[Extracted records]
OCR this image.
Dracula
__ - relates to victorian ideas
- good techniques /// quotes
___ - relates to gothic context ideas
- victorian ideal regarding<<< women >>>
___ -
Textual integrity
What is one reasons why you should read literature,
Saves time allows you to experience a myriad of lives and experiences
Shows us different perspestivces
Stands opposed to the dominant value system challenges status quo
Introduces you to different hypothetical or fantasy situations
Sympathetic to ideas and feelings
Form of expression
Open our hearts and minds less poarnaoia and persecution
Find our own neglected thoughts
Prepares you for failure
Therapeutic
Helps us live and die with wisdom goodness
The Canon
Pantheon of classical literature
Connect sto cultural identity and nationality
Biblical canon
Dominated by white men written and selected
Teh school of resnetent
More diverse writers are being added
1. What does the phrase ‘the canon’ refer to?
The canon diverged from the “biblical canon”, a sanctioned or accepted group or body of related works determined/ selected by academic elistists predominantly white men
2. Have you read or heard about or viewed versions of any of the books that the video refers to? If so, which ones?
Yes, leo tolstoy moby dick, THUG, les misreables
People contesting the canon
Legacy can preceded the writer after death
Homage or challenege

* * *

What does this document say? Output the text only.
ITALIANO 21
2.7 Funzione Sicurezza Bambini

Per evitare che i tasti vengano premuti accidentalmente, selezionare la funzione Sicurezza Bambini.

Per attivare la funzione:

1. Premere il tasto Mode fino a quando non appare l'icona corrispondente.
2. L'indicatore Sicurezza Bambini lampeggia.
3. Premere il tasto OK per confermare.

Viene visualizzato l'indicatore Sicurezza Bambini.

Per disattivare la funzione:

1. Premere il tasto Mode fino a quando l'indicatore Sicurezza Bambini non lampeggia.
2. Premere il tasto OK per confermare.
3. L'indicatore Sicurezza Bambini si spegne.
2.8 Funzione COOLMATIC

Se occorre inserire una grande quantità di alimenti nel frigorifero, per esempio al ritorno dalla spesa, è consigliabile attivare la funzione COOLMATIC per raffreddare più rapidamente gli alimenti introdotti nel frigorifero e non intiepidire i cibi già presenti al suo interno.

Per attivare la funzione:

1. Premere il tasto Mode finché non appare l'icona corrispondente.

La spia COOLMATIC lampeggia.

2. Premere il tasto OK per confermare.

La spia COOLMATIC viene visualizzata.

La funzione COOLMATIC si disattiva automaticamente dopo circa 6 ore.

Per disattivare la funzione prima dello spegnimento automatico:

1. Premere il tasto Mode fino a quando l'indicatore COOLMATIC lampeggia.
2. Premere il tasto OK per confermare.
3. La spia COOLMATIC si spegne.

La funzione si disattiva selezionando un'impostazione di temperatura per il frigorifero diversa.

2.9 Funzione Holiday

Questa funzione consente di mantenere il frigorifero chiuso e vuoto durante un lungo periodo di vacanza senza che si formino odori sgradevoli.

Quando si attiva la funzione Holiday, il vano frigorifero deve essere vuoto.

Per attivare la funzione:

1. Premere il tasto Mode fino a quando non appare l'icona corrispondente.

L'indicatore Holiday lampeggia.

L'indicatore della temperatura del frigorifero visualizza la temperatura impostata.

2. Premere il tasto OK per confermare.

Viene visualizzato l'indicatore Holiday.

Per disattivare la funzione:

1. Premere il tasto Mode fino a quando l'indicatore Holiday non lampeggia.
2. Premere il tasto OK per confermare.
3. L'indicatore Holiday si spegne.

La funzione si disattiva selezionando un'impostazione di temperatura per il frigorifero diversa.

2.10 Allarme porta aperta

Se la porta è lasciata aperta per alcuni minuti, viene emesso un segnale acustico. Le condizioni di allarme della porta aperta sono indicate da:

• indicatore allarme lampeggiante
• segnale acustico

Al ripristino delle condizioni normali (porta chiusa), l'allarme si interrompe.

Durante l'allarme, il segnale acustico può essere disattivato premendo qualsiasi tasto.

* * *

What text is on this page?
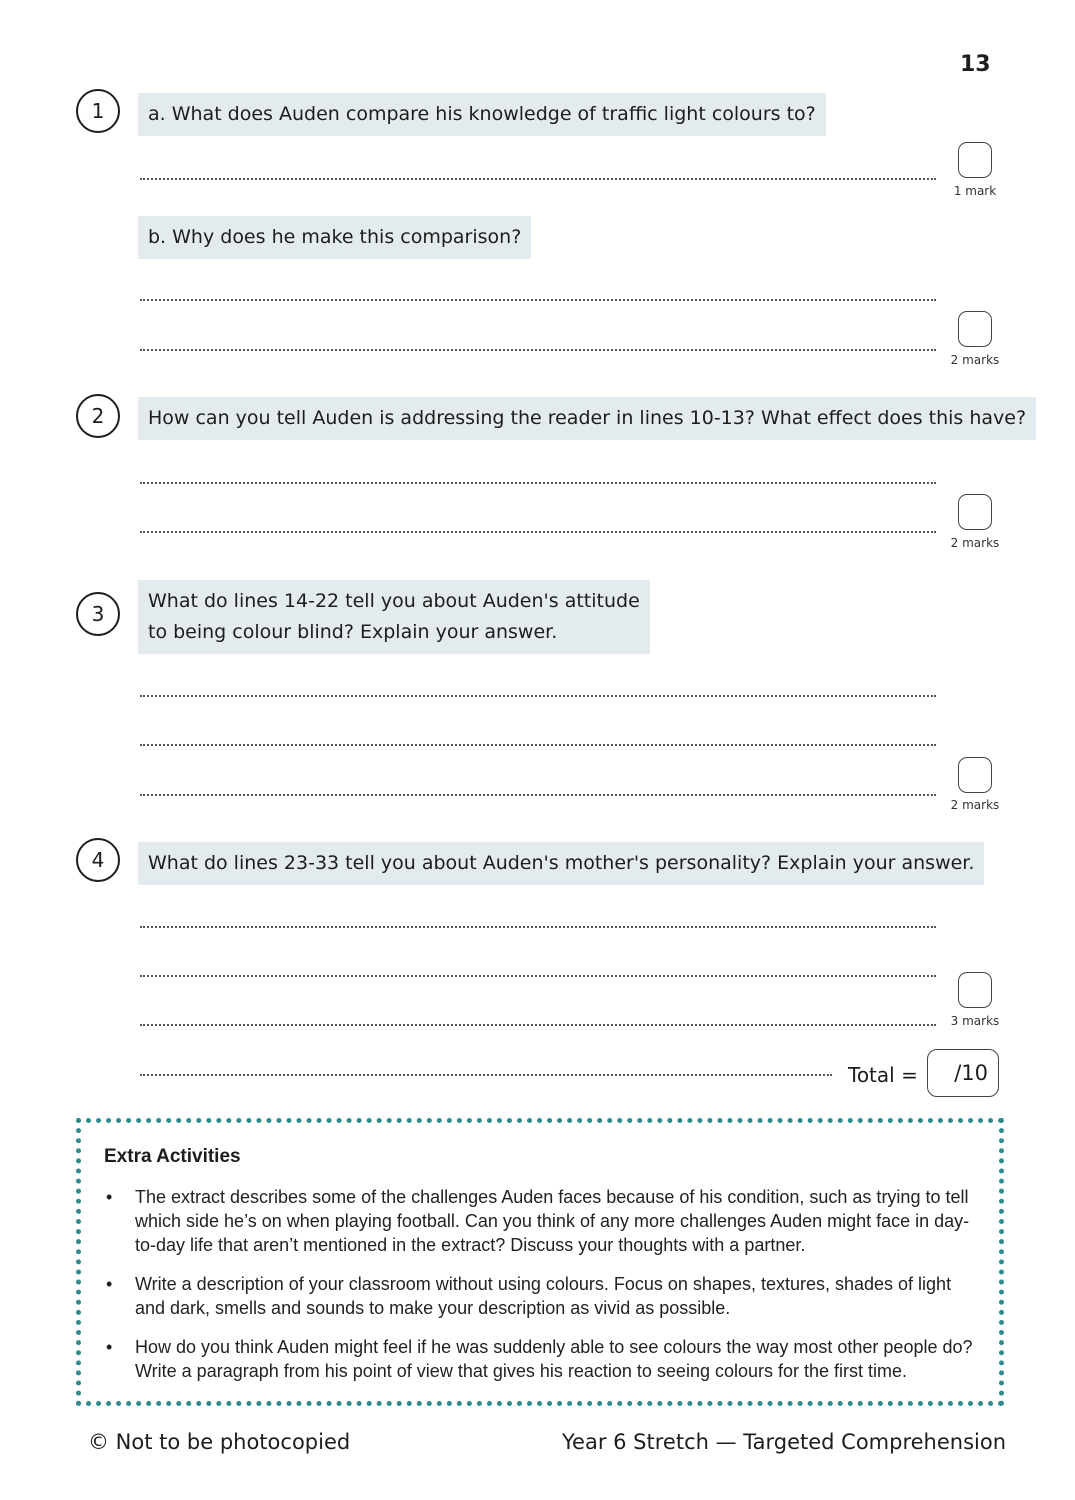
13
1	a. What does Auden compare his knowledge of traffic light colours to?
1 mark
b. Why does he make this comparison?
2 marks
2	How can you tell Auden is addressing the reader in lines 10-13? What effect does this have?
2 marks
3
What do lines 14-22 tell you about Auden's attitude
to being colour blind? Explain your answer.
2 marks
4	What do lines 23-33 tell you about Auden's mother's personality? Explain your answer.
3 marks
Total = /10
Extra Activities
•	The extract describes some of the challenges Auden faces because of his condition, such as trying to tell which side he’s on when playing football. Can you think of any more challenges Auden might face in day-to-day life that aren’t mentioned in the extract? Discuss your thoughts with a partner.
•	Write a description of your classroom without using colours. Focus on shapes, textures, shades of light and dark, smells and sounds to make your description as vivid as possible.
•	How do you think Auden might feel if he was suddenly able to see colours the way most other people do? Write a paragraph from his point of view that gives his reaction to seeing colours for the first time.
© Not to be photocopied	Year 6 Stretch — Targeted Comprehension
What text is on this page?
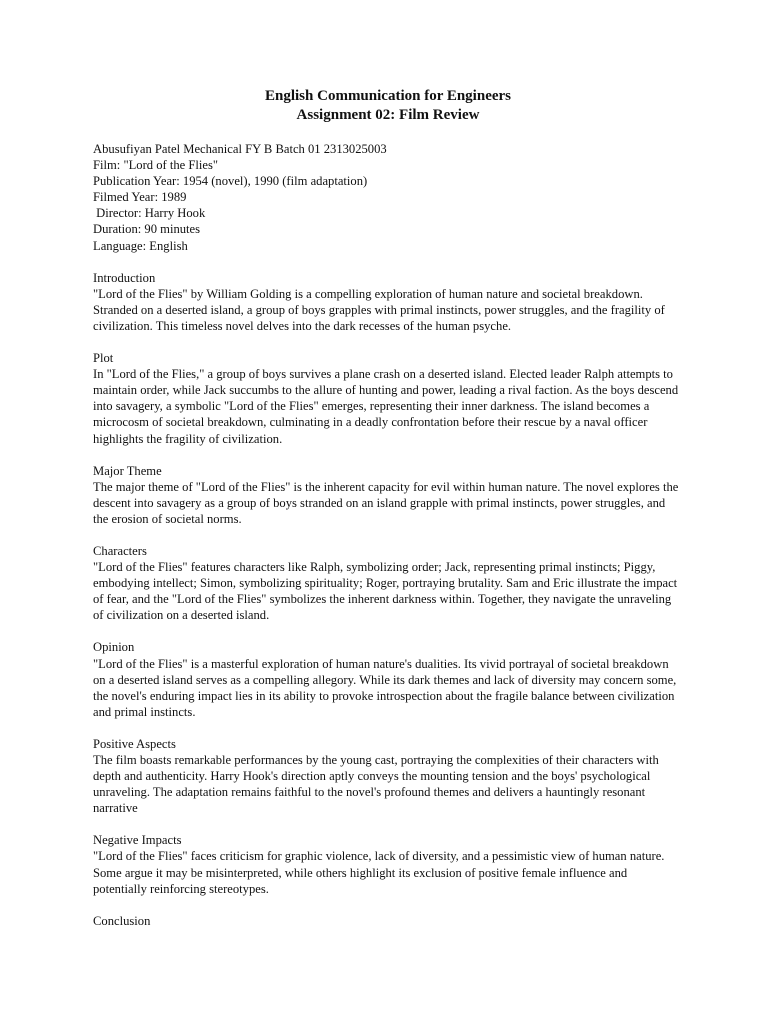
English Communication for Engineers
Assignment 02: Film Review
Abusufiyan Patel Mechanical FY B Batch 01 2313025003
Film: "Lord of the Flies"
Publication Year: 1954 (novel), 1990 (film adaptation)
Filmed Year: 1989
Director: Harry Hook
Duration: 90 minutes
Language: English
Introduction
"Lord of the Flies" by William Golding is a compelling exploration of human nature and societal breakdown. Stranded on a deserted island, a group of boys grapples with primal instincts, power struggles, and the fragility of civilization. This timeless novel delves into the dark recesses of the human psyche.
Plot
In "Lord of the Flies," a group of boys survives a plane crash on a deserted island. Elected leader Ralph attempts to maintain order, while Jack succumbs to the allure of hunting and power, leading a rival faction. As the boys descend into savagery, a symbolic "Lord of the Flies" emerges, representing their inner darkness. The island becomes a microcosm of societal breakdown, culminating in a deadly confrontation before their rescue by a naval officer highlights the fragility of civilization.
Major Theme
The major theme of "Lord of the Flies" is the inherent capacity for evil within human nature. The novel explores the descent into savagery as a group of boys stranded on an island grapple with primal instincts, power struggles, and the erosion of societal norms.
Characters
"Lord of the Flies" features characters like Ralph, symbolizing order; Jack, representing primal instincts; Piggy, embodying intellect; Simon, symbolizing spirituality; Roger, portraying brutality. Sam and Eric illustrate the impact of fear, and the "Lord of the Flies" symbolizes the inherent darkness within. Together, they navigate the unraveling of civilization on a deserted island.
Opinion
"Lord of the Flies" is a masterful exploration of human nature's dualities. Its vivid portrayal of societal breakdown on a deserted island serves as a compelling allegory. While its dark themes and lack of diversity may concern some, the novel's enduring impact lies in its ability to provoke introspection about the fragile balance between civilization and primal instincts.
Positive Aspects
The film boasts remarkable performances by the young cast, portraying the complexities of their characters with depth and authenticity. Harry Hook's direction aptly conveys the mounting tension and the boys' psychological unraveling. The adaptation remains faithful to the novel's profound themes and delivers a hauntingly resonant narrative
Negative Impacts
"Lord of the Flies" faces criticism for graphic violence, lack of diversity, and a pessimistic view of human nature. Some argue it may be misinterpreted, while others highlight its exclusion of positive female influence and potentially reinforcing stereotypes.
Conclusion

Exercise directions >> Count the lines that include the word "different" and state the result as a bare number.

Final result >> 2